▶ [Goal]:
Leave out the pictures and copy the remaining records exactly.

══════════════════════════════

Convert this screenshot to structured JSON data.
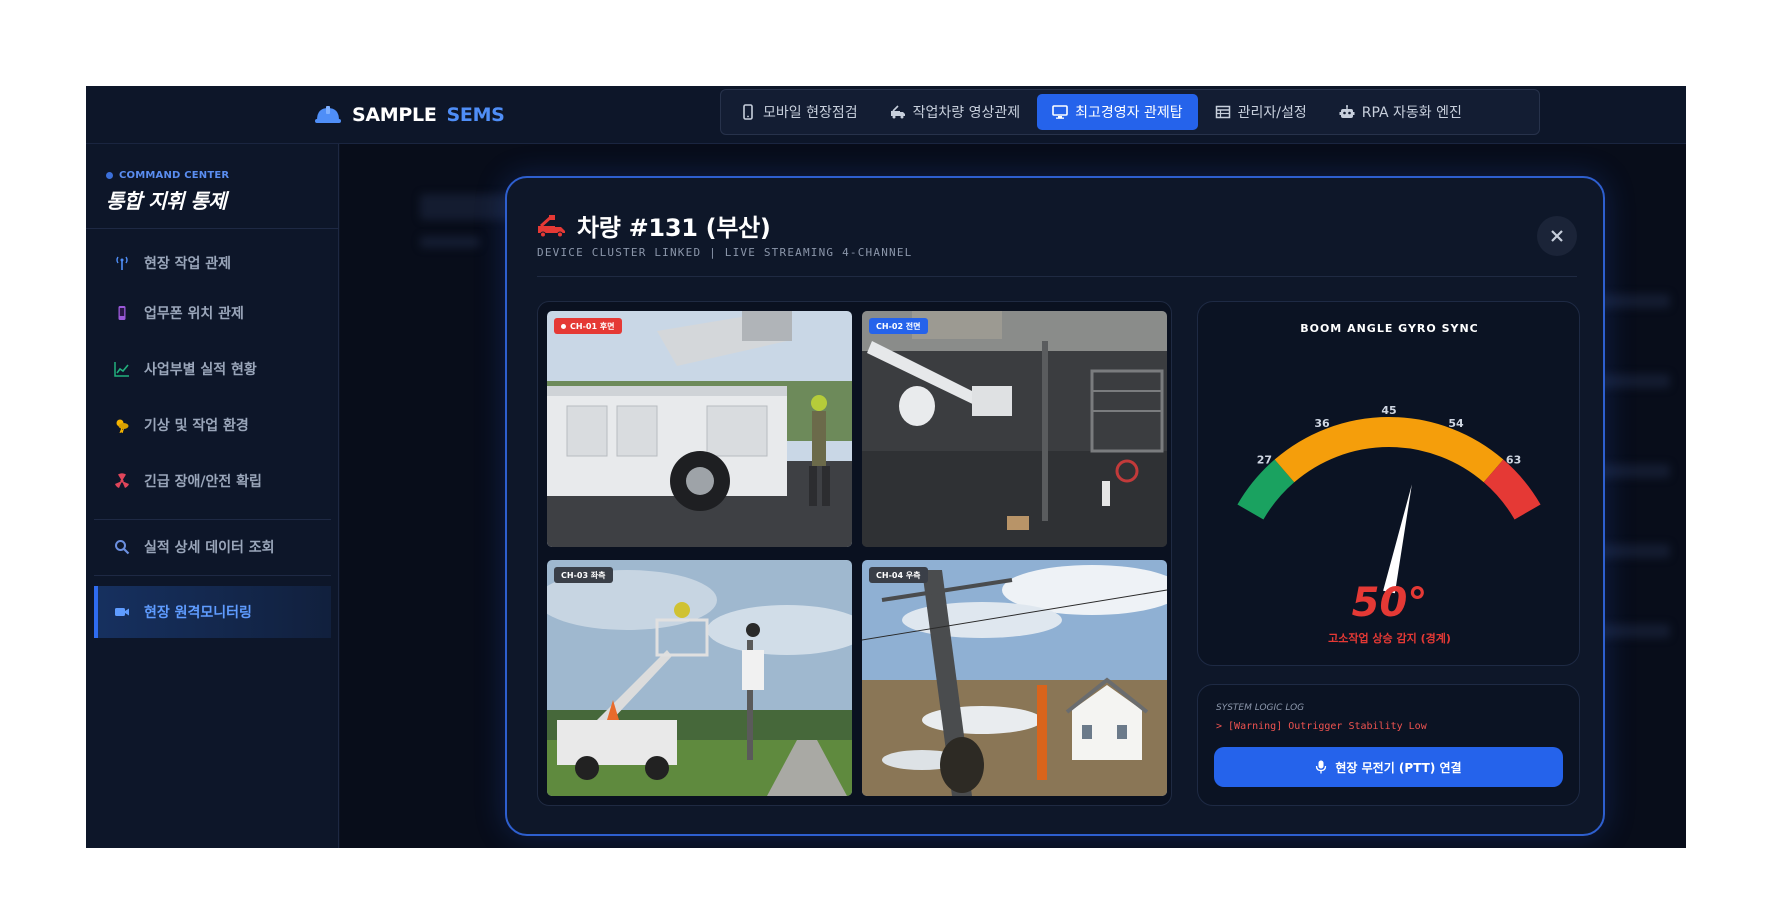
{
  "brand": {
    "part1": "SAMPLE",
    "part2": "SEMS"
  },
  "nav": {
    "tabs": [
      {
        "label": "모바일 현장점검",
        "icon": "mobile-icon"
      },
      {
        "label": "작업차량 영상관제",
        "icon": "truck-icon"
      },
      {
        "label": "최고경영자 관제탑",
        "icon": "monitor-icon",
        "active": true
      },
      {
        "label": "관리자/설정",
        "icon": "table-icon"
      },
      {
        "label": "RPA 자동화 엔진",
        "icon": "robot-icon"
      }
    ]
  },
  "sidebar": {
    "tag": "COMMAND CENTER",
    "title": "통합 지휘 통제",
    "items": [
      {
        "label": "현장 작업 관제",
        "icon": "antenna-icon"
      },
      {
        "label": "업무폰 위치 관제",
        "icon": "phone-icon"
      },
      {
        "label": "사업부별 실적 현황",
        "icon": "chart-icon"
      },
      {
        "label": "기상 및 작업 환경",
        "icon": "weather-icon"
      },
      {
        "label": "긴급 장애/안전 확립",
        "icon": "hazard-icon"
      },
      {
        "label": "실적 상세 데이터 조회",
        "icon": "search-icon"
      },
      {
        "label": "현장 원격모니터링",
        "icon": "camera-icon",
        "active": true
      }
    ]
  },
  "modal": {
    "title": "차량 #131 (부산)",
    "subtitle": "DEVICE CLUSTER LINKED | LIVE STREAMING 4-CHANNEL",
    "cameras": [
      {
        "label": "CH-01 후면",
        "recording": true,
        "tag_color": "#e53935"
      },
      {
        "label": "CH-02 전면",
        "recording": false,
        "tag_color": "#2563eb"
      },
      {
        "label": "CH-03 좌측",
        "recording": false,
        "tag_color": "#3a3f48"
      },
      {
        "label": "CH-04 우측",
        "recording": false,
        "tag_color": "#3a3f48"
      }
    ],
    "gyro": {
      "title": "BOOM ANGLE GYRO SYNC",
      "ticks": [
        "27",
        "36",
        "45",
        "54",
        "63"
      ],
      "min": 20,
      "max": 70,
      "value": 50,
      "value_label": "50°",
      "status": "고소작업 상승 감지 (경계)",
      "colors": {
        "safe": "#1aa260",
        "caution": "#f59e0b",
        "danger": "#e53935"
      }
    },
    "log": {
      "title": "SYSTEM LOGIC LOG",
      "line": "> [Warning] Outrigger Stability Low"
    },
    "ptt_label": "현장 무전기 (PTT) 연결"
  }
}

══════════════════════════════

▶ [Solved exercise]:
Convert this screenshot to structured JSON data.
{
  "brand": {
    "part1": "SAMPLE",
    "part2": "SEMS"
  },
  "nav": {
    "tabs": [
      {
        "label": "모바일 현장점검",
        "icon": "mobile-icon"
      },
      {
        "label": "작업차량 영상관제",
        "icon": "truck-icon"
      },
      {
        "label": "최고경영자 관제탑",
        "icon": "monitor-icon",
        "active": true
      },
      {
        "label": "관리자/설정",
        "icon": "table-icon"
      },
      {
        "label": "RPA 자동화 엔진",
        "icon": "robot-icon"
      }
    ]
  },
  "sidebar": {
    "tag": "COMMAND CENTER",
    "title": "통합 지휘 통제",
    "items": [
      {
        "label": "현장 작업 관제",
        "icon": "antenna-icon"
      },
      {
        "label": "업무폰 위치 관제",
        "icon": "phone-icon"
      },
      {
        "label": "사업부별 실적 현황",
        "icon": "chart-icon"
      },
      {
        "label": "기상 및 작업 환경",
        "icon": "weather-icon"
      },
      {
        "label": "긴급 장애/안전 확립",
        "icon": "hazard-icon"
      },
      {
        "label": "실적 상세 데이터 조회",
        "icon": "search-icon"
      },
      {
        "label": "현장 원격모니터링",
        "icon": "camera-icon",
        "active": true
      }
    ]
  },
  "modal": {
    "title": "차량 #131 (부산)",
    "subtitle": "DEVICE CLUSTER LINKED | LIVE STREAMING 4-CHANNEL",
    "cameras": [
      {
        "label": "CH-01 후면",
        "recording": true,
        "tag_color": "#e53935"
      },
      {
        "label": "CH-02 전면",
        "recording": false,
        "tag_color": "#2563eb"
      },
      {
        "label": "CH-03 좌측",
        "recording": false,
        "tag_color": "#3a3f48"
      },
      {
        "label": "CH-04 우측",
        "recording": false,
        "tag_color": "#3a3f48"
      }
    ],
    "gyro": {
      "title": "BOOM ANGLE GYRO SYNC",
      "ticks": [
        "27",
        "36",
        "45",
        "54",
        "63"
      ],
      "min": 20,
      "max": 70,
      "value": 50,
      "value_label": "50°",
      "status": "고소작업 상승 감지 (경계)",
      "colors": {
        "safe": "#1aa260",
        "caution": "#f59e0b",
        "danger": "#e53935"
      }
    },
    "log": {
      "title": "SYSTEM LOGIC LOG",
      "line": "> [Warning] Outrigger Stability Low"
    },
    "ptt_label": "현장 무전기 (PTT) 연결"
  }
}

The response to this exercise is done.